Records from a data source
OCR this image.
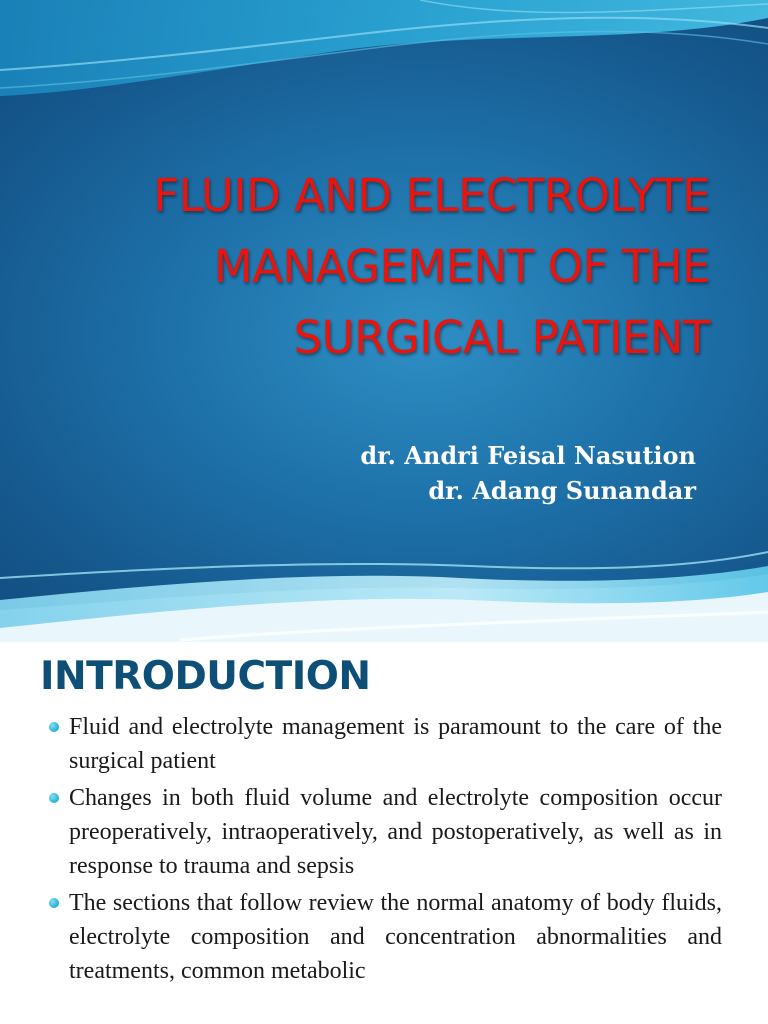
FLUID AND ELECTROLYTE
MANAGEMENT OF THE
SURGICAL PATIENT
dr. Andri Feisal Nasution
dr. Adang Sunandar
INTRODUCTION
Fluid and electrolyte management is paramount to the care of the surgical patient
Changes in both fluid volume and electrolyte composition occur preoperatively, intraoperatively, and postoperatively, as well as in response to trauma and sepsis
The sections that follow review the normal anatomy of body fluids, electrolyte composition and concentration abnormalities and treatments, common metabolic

**REQUEST**
Identify the lines that contain the string "composition", and copy every one of them.

**REPLY TO THE TASK**
Changes in both fluid volume and electrolyte composition occur preoperatively, intraoperatively, and postoperatively, as well as in response to trauma and sepsis
The sections that follow review the normal anatomy of body fluids, electrolyte composition and concentration abnormalities and treatments, common metabolic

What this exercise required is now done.